YOUR INSTRUCTIONS
Give back the records below exactly, every one, with no pictures.

(Excerpt from a dataset)
────────────────

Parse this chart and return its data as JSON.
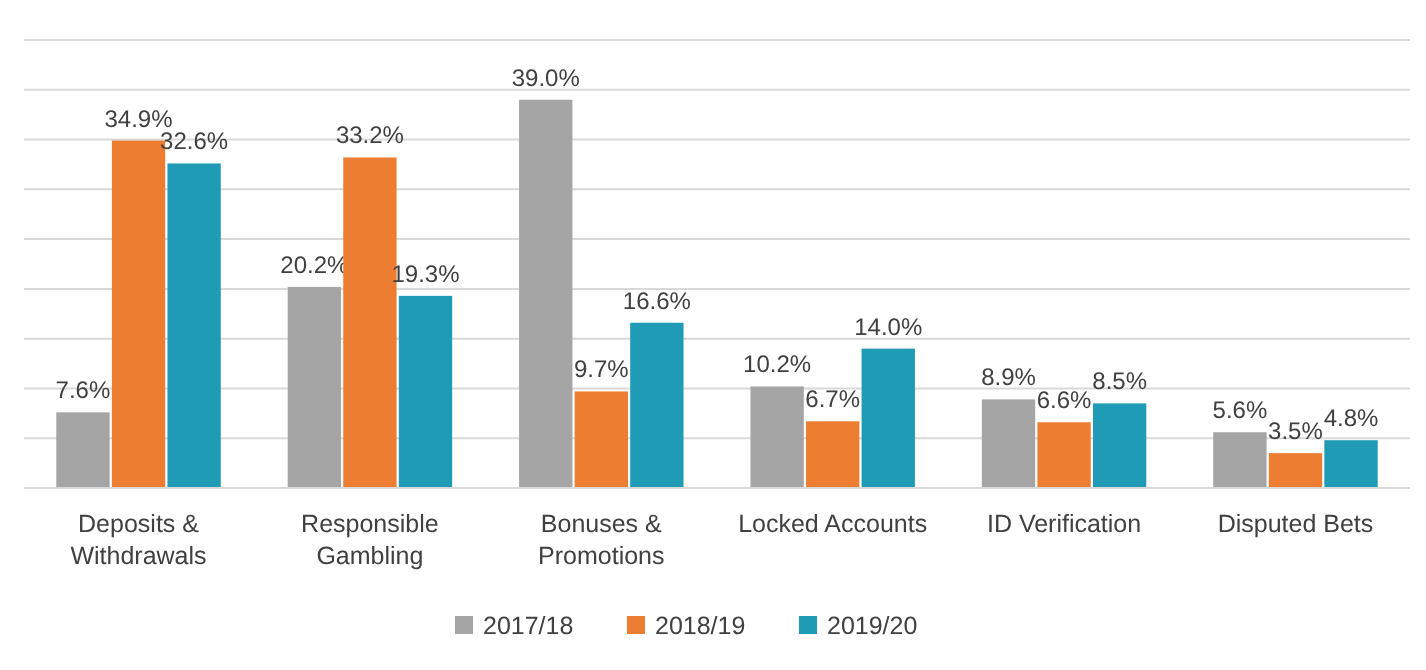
{
  "chart_data": {
    "type": "bar",
    "categories": [
      "Deposits & Withdrawals",
      "Responsible Gambling",
      "Bonuses & Promotions",
      "Locked Accounts",
      "ID Verification",
      "Disputed Bets"
    ],
    "series": [
      {
        "name": "2017/18",
        "color": "#a5a5a5",
        "values": [
          7.6,
          20.2,
          39.0,
          10.2,
          8.9,
          5.6
        ],
        "value_labels": [
          "7.6%",
          "20.2%",
          "39.0%",
          "10.2%",
          "8.9%",
          "5.6%"
        ]
      },
      {
        "name": "2018/19",
        "color": "#ed7d31",
        "values": [
          34.9,
          33.2,
          9.7,
          6.7,
          6.6,
          3.5
        ],
        "value_labels": [
          "34.9%",
          "33.2%",
          "9.7%",
          "6.7%",
          "6.6%",
          "3.5%"
        ]
      },
      {
        "name": "2019/20",
        "color": "#1f9bb5",
        "values": [
          32.6,
          19.3,
          16.6,
          14.0,
          8.5,
          4.8
        ],
        "value_labels": [
          "32.6%",
          "19.3%",
          "16.6%",
          "14.0%",
          "8.5%",
          "4.8%"
        ]
      }
    ],
    "ylim": [
      0,
      45
    ],
    "yticks": [
      {
        "value": 0,
        "label": null
      },
      {
        "value": 5,
        "label": null
      },
      {
        "value": 10,
        "label": null
      },
      {
        "value": 15,
        "label": null
      },
      {
        "value": 20,
        "label": null
      },
      {
        "value": 25,
        "label": null
      },
      {
        "value": 30,
        "label": null
      },
      {
        "value": 35,
        "label": null
      },
      {
        "value": 40,
        "label": null
      },
      {
        "value": 45,
        "label": null
      }
    ],
    "grid": "y",
    "tick_labels": "x",
    "legend": "bottom"
  }
}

────────────────

EXERCISE ANSWER
Parse this chart and return its data as JSON.
{
  "chart_data": {
    "type": "bar",
    "categories": [
      "Deposits & Withdrawals",
      "Responsible Gambling",
      "Bonuses & Promotions",
      "Locked Accounts",
      "ID Verification",
      "Disputed Bets"
    ],
    "series": [
      {
        "name": "2017/18",
        "color": "#a5a5a5",
        "values": [
          7.6,
          20.2,
          39.0,
          10.2,
          8.9,
          5.6
        ],
        "value_labels": [
          "7.6%",
          "20.2%",
          "39.0%",
          "10.2%",
          "8.9%",
          "5.6%"
        ]
      },
      {
        "name": "2018/19",
        "color": "#ed7d31",
        "values": [
          34.9,
          33.2,
          9.7,
          6.7,
          6.6,
          3.5
        ],
        "value_labels": [
          "34.9%",
          "33.2%",
          "9.7%",
          "6.7%",
          "6.6%",
          "3.5%"
        ]
      },
      {
        "name": "2019/20",
        "color": "#1f9bb5",
        "values": [
          32.6,
          19.3,
          16.6,
          14.0,
          8.5,
          4.8
        ],
        "value_labels": [
          "32.6%",
          "19.3%",
          "16.6%",
          "14.0%",
          "8.5%",
          "4.8%"
        ]
      }
    ],
    "ylim": [
      0,
      45
    ],
    "yticks": [
      {
        "value": 0,
        "label": null
      },
      {
        "value": 5,
        "label": null
      },
      {
        "value": 10,
        "label": null
      },
      {
        "value": 15,
        "label": null
      },
      {
        "value": 20,
        "label": null
      },
      {
        "value": 25,
        "label": null
      },
      {
        "value": 30,
        "label": null
      },
      {
        "value": 35,
        "label": null
      },
      {
        "value": 40,
        "label": null
      },
      {
        "value": 45,
        "label": null
      }
    ],
    "grid": "y",
    "tick_labels": "x",
    "legend": "bottom"
  }
}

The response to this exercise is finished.